§ **TO DO**
State only the number of lines that include "from".

[Data excerpts]
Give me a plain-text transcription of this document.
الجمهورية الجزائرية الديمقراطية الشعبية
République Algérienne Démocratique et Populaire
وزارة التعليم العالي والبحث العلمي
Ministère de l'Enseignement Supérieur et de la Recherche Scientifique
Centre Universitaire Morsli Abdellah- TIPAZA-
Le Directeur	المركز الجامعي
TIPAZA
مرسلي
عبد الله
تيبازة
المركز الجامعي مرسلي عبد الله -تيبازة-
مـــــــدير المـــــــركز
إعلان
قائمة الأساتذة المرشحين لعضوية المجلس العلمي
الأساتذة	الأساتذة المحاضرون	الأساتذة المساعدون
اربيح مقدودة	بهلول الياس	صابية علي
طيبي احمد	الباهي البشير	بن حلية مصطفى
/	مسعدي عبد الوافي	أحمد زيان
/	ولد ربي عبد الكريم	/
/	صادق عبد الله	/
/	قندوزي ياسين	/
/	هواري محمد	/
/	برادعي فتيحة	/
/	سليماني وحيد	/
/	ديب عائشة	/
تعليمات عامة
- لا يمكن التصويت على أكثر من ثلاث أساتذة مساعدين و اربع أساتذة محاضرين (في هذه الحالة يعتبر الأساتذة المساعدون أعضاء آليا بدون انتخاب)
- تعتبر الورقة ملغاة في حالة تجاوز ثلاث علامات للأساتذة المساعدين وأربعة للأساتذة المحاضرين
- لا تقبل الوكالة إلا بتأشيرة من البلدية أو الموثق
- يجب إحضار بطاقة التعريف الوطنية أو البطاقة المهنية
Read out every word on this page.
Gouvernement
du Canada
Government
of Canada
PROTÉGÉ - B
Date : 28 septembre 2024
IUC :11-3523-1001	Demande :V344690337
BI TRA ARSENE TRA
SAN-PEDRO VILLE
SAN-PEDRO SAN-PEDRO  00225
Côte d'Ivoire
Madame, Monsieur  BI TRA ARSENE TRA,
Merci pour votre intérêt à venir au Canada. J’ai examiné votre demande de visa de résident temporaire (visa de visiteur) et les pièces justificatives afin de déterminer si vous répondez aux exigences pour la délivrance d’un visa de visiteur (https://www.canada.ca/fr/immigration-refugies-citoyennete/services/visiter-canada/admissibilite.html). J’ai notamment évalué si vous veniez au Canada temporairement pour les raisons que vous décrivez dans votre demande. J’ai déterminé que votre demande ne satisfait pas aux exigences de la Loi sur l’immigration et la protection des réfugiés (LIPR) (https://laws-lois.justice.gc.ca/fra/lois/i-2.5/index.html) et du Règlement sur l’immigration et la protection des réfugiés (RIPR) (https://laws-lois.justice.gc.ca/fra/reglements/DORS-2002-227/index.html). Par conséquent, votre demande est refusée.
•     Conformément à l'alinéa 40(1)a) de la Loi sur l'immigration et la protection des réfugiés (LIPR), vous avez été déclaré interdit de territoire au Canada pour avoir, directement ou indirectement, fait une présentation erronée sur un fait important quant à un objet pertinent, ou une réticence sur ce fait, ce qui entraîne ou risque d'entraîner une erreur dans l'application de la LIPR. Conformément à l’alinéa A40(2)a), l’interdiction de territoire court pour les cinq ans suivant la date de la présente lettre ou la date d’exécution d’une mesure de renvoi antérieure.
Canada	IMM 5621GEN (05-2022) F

---

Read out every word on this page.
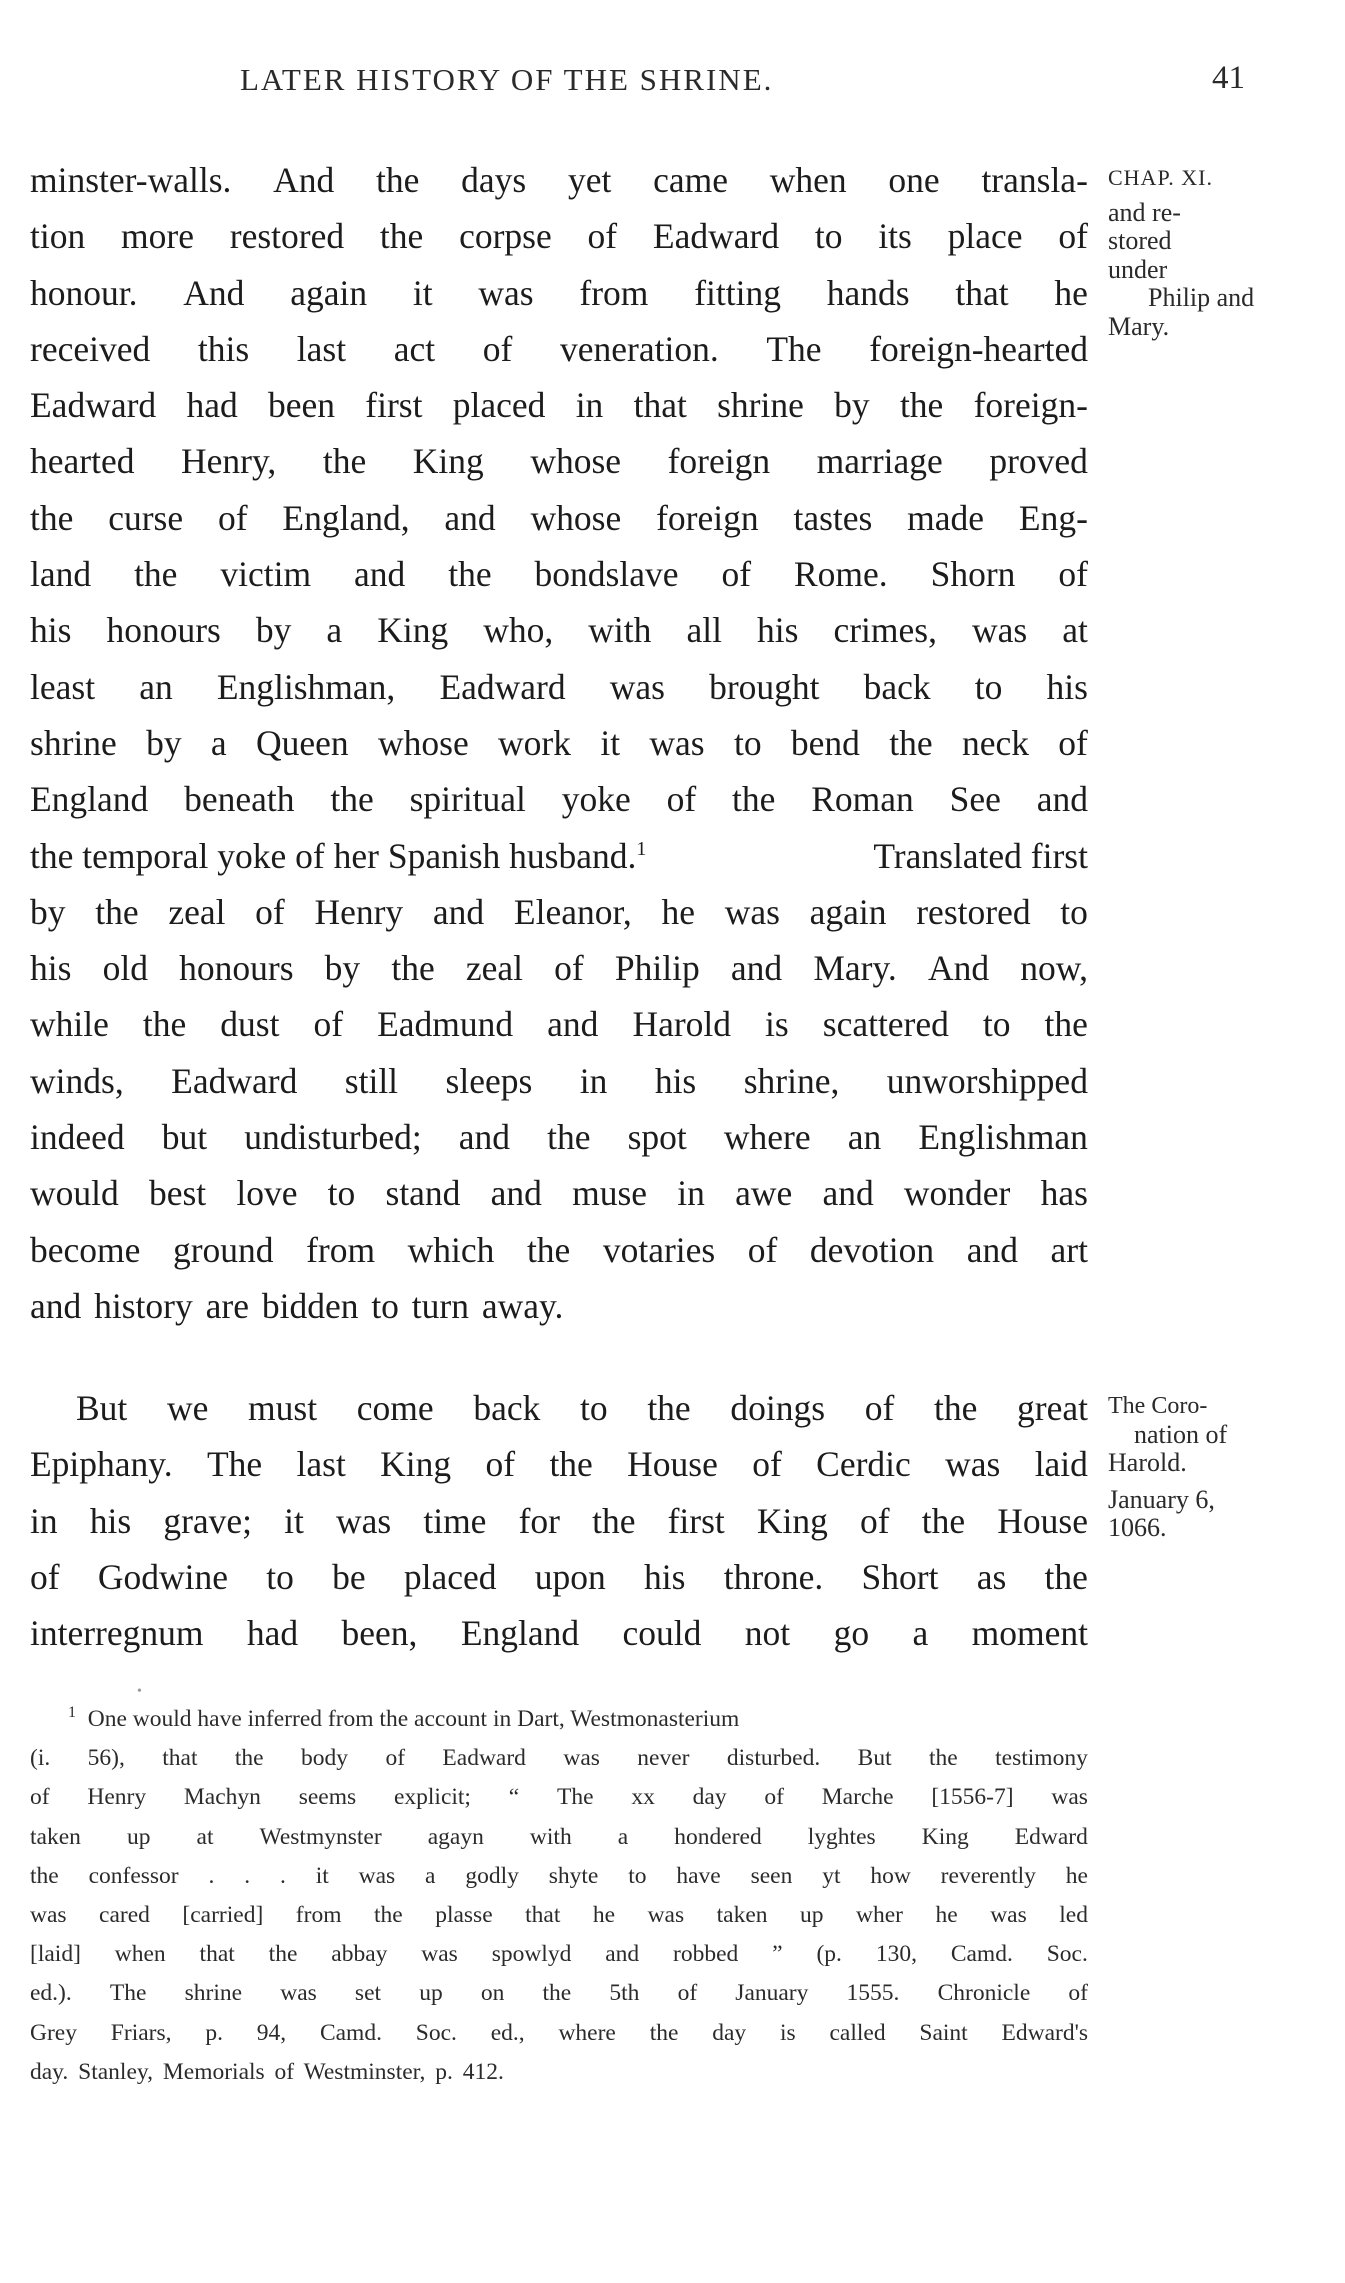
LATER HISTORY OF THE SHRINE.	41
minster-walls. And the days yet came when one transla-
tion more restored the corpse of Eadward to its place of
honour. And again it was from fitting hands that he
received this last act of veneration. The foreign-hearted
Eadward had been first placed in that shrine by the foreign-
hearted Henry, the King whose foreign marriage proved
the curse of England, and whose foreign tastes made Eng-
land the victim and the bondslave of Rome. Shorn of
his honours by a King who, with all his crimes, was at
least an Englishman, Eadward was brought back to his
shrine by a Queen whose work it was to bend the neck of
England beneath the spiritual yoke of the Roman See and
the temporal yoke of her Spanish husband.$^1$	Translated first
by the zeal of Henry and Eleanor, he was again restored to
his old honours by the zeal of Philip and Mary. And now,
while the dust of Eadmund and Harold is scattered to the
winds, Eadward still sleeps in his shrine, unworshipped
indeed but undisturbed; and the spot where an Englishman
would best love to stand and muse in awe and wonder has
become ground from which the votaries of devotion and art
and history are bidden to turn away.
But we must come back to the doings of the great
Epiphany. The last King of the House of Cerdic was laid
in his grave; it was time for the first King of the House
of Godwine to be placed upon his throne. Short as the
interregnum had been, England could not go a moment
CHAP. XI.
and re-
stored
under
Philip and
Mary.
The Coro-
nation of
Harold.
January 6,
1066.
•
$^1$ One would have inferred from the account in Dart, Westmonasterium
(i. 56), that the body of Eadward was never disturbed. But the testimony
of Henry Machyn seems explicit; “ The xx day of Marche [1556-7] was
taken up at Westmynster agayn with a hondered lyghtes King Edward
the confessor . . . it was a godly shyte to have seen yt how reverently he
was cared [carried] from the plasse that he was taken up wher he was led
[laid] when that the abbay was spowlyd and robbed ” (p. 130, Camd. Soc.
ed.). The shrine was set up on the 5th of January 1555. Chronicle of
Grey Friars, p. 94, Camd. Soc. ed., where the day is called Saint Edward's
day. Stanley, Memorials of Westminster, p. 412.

§ **FULL RESPONSE**
4